▶ What you are asked to do
Find the lines holding the word "text" and collect them.

▶ Records supplied
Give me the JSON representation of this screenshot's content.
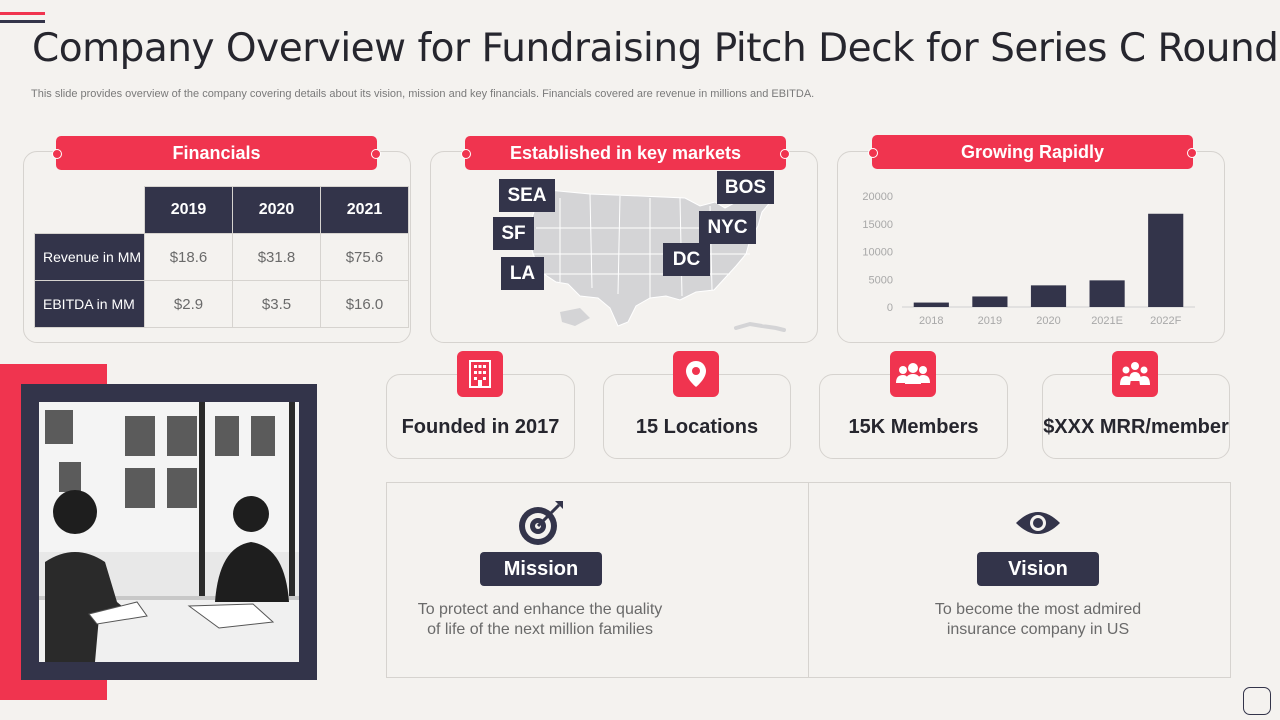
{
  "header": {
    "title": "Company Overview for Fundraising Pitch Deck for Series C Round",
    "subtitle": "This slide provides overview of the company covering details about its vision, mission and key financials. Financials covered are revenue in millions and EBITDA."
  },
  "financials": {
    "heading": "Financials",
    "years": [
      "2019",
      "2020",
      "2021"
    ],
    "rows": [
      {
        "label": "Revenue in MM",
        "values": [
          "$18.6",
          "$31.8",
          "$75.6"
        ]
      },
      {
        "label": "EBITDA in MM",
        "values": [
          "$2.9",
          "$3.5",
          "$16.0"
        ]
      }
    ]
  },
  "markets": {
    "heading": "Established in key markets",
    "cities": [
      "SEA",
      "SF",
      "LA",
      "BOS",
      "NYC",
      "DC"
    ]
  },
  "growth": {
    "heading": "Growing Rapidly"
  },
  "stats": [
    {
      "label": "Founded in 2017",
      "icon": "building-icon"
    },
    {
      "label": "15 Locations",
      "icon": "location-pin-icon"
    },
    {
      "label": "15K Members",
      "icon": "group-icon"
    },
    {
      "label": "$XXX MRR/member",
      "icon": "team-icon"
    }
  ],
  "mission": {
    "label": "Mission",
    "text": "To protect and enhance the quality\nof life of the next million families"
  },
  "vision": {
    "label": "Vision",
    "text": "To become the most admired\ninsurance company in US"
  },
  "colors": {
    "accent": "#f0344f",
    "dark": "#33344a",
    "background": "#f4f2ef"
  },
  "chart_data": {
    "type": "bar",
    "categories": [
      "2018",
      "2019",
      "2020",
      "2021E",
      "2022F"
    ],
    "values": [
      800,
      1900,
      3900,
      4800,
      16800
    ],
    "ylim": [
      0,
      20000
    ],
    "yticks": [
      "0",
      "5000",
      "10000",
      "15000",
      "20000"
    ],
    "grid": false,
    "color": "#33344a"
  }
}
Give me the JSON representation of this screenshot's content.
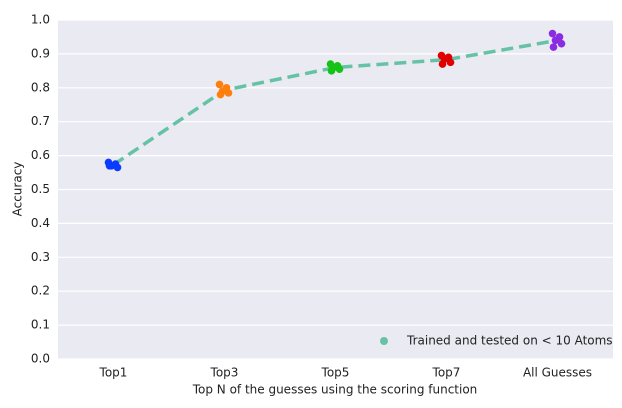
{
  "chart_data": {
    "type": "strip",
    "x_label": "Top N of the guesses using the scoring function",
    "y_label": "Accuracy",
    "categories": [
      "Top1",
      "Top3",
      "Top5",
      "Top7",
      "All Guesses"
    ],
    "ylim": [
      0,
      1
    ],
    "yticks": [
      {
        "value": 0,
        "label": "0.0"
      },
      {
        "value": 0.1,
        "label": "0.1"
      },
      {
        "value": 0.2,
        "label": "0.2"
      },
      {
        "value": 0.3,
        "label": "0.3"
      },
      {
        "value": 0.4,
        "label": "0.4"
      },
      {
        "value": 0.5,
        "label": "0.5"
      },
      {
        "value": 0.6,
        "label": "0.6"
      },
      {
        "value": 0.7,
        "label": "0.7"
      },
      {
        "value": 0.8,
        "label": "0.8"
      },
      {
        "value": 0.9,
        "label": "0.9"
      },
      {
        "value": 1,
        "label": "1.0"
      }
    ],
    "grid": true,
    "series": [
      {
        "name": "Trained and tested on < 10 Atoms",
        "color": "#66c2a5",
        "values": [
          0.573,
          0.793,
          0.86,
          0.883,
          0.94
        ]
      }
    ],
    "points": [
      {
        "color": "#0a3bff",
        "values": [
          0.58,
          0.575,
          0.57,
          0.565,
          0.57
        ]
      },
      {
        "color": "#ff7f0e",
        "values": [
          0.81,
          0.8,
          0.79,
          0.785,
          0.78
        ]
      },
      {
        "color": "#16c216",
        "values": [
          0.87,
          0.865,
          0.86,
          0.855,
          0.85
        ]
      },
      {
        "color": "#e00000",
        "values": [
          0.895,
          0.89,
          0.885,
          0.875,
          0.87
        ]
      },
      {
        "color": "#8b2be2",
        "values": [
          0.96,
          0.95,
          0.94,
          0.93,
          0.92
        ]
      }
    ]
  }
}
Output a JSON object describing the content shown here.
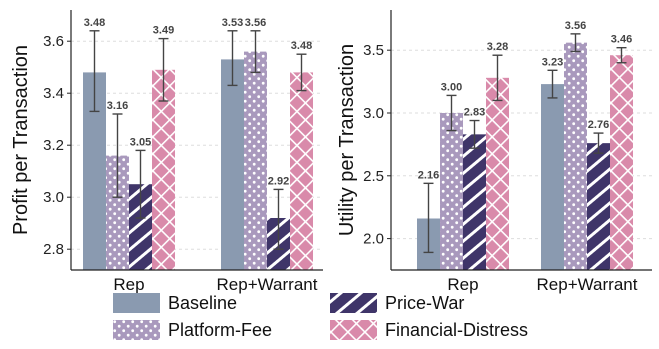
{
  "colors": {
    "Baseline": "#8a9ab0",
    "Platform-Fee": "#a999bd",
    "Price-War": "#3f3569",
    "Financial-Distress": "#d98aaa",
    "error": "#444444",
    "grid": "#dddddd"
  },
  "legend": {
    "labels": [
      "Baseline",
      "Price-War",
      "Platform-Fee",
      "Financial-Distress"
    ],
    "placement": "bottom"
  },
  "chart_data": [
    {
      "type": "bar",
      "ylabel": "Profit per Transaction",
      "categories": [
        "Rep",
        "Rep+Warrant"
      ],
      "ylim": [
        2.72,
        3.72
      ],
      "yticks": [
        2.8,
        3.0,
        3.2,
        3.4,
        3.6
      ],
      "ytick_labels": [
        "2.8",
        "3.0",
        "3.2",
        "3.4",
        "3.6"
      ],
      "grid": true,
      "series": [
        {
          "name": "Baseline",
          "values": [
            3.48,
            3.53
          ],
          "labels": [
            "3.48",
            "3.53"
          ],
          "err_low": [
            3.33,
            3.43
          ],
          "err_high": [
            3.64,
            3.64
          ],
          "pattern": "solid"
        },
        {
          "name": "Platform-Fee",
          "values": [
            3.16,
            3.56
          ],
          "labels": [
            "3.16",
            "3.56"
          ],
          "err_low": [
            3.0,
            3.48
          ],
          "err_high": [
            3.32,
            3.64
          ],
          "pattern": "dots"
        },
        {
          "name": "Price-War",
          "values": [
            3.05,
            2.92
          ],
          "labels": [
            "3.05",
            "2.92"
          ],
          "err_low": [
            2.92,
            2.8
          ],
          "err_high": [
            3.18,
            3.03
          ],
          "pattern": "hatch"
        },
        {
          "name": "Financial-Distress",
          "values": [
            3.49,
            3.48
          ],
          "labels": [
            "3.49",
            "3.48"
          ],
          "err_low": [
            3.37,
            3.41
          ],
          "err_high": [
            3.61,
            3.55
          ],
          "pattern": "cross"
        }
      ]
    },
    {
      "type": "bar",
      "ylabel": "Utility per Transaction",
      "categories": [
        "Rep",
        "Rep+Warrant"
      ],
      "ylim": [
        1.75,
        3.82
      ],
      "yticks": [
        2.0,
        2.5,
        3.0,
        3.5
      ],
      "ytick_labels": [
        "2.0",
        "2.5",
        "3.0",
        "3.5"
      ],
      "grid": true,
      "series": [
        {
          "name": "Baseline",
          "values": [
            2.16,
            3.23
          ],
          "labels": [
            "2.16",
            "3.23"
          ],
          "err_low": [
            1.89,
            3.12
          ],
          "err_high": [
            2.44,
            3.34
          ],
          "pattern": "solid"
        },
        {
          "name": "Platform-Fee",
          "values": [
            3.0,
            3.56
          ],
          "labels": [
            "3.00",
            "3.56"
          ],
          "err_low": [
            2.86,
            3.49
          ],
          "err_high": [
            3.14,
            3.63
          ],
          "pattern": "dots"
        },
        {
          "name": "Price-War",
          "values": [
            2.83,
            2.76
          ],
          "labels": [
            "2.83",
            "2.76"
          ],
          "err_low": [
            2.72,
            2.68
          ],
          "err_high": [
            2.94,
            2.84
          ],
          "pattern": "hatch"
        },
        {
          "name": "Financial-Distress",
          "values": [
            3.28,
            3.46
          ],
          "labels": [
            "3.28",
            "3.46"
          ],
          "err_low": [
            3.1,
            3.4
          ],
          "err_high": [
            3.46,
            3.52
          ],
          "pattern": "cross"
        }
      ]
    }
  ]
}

▶ Expected answer
    "text": "To protect and enhance the quality\nof life of the next million families"
    "text": "To become the most admired\ninsurance company in US"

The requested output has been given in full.